§ GIVEN ENTRIES
>> Start

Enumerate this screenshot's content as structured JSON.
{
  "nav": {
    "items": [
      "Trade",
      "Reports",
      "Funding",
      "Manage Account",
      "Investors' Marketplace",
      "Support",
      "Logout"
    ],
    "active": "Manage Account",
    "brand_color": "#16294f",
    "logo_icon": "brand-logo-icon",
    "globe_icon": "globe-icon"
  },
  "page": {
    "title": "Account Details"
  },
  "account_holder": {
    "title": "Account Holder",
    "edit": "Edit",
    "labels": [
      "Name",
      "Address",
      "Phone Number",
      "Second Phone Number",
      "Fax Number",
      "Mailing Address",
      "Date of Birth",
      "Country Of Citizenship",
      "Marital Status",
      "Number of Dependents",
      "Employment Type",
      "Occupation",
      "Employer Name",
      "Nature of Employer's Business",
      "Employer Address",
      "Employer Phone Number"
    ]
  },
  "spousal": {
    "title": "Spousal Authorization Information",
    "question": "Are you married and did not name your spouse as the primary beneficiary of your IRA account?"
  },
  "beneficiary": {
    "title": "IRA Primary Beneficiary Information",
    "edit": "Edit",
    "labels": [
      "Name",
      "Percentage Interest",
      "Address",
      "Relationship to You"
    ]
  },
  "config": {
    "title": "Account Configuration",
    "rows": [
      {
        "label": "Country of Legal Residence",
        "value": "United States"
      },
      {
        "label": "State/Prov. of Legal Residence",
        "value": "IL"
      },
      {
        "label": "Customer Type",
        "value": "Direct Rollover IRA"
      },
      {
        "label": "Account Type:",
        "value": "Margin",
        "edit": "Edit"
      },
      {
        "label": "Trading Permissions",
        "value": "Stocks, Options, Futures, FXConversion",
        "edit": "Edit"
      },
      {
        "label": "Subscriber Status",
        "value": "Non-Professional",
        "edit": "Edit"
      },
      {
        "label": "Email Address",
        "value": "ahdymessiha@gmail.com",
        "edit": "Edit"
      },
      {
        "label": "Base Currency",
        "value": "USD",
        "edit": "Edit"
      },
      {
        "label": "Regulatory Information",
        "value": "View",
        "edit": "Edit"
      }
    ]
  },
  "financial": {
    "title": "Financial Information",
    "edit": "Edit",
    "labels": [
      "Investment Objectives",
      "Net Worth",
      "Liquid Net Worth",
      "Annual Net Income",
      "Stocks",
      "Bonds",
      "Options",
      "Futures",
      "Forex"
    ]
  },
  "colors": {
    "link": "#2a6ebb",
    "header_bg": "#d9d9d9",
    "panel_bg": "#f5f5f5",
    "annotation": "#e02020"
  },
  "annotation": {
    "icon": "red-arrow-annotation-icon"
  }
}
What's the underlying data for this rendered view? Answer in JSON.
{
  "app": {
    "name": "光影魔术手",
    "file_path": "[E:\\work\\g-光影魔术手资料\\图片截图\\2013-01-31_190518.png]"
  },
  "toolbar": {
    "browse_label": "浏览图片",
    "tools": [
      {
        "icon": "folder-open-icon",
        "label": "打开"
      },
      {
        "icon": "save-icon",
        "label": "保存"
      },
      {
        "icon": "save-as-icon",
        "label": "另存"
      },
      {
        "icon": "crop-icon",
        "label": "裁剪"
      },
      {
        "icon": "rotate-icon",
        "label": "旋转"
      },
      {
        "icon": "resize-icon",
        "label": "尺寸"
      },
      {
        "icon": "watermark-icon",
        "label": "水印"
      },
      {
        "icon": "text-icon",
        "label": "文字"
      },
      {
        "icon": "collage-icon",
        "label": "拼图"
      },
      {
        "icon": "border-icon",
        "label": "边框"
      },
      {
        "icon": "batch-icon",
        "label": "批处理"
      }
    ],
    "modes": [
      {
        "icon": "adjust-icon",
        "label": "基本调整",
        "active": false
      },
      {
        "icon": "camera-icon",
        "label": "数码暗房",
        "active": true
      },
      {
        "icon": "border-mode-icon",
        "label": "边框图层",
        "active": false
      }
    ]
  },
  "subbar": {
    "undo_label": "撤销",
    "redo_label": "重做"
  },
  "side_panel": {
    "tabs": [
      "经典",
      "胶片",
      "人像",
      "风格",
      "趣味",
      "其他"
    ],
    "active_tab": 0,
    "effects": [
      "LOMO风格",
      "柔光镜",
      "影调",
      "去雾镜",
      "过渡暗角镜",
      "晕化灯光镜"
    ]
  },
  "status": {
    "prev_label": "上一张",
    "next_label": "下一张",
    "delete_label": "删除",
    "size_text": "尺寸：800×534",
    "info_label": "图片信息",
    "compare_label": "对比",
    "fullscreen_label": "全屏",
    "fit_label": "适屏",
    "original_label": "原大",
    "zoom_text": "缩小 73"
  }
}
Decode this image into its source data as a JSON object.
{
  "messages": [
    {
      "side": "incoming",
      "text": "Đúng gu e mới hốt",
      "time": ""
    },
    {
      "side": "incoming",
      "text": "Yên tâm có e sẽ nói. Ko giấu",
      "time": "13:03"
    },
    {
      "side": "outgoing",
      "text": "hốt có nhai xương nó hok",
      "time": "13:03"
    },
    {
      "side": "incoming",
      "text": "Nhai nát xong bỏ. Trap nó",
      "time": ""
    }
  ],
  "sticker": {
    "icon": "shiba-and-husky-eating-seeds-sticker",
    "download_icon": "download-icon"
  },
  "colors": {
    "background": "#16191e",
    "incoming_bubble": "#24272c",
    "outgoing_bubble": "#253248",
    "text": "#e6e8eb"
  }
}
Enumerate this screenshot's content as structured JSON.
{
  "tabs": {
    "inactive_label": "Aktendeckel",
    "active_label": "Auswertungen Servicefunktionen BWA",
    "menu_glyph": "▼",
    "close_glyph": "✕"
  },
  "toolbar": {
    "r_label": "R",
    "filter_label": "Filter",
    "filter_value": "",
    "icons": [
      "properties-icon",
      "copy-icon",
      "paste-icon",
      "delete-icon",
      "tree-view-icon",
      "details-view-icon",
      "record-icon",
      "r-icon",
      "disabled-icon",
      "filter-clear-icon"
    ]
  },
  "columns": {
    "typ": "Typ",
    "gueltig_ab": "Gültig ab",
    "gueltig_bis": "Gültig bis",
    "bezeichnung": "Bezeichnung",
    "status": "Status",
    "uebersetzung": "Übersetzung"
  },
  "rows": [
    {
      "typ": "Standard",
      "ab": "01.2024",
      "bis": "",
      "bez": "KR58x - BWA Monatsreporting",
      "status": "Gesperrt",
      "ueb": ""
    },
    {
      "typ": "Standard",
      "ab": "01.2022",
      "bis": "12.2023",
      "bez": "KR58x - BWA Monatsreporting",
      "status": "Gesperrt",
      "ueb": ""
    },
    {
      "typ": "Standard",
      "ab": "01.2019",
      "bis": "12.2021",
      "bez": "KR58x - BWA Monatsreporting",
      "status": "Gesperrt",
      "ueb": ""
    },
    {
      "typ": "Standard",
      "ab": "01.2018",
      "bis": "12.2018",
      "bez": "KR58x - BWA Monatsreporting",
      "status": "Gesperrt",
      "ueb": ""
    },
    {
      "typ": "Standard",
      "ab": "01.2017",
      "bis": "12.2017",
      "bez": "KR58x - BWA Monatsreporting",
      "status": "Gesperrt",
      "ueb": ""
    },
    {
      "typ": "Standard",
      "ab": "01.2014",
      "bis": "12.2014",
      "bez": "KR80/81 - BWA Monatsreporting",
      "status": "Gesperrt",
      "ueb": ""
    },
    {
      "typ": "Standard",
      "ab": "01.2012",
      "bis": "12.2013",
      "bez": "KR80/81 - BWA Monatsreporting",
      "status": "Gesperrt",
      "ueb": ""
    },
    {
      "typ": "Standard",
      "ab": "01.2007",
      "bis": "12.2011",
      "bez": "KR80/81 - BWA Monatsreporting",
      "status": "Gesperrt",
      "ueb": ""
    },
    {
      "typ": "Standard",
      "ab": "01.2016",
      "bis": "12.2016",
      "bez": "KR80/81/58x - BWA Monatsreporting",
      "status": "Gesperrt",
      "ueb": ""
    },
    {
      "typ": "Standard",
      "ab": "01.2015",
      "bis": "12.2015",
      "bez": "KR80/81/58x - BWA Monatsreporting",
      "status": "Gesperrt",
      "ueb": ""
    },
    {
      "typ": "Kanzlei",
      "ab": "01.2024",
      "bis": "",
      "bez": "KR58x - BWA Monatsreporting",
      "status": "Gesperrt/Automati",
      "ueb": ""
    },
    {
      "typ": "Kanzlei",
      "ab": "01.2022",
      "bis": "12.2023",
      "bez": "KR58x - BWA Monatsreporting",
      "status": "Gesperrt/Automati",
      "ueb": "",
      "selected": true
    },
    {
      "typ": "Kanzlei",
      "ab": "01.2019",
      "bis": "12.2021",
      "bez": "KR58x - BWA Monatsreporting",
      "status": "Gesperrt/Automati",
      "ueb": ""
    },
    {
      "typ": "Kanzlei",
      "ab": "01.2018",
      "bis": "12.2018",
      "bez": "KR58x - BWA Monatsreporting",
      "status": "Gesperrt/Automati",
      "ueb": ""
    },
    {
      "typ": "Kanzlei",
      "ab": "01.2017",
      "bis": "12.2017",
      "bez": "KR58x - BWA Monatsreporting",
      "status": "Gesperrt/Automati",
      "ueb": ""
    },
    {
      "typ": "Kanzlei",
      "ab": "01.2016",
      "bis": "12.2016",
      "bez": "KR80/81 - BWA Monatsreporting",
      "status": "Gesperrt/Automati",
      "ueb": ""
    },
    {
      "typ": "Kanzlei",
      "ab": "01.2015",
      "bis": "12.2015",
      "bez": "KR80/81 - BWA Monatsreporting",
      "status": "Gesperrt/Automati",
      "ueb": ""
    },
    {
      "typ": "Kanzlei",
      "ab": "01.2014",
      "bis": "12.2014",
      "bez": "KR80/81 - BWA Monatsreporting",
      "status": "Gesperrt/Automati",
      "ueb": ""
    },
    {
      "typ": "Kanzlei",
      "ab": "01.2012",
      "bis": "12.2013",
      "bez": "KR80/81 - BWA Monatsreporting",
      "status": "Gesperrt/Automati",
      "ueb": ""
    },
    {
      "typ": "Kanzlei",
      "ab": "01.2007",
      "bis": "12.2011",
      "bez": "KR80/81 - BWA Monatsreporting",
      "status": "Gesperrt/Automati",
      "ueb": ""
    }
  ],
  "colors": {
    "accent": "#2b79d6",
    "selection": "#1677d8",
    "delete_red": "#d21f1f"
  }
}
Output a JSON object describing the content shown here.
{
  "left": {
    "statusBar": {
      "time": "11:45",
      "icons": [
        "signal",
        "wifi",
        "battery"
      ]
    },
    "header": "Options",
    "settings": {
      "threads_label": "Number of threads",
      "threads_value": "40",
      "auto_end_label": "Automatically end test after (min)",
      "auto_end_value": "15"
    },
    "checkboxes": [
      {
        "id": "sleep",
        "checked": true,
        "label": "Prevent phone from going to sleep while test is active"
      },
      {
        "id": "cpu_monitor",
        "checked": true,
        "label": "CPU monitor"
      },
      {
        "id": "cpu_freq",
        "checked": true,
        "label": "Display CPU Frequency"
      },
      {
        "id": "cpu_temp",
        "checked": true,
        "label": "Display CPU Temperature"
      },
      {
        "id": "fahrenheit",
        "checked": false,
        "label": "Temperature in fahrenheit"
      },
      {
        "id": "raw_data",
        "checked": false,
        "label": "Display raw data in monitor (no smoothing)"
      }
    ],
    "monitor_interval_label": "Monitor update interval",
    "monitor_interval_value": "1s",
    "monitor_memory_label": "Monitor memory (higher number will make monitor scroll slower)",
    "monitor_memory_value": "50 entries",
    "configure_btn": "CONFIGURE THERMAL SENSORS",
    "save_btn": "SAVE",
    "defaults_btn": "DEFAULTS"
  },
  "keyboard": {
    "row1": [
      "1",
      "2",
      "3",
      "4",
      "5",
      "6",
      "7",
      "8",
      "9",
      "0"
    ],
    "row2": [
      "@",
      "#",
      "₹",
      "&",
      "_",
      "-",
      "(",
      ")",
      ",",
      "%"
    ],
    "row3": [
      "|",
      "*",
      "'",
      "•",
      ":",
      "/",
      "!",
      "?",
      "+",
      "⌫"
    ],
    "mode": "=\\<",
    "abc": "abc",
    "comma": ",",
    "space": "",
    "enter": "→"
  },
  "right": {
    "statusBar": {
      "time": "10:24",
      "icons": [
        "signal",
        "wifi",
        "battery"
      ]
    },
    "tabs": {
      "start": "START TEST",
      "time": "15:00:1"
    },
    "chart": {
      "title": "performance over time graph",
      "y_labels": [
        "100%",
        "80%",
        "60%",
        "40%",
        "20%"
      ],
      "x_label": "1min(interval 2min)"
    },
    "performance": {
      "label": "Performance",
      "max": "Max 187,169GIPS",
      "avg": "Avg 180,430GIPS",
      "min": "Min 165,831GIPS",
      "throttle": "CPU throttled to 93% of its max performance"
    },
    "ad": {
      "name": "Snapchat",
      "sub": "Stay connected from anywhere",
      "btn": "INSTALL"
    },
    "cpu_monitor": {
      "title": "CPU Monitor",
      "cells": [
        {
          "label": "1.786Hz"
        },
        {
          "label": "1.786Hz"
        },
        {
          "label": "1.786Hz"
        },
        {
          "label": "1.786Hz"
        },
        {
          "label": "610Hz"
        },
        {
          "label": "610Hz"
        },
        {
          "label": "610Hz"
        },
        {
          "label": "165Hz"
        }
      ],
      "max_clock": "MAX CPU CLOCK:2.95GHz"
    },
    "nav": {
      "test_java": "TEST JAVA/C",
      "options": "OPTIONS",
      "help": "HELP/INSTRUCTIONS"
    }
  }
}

>> End

§ PROBLEM
Go over the data above and copy every line that has the word "border" in it.

§ THE COMPLETED TASK
        "icon": "border-icon",
        "icon": "border-mode-icon",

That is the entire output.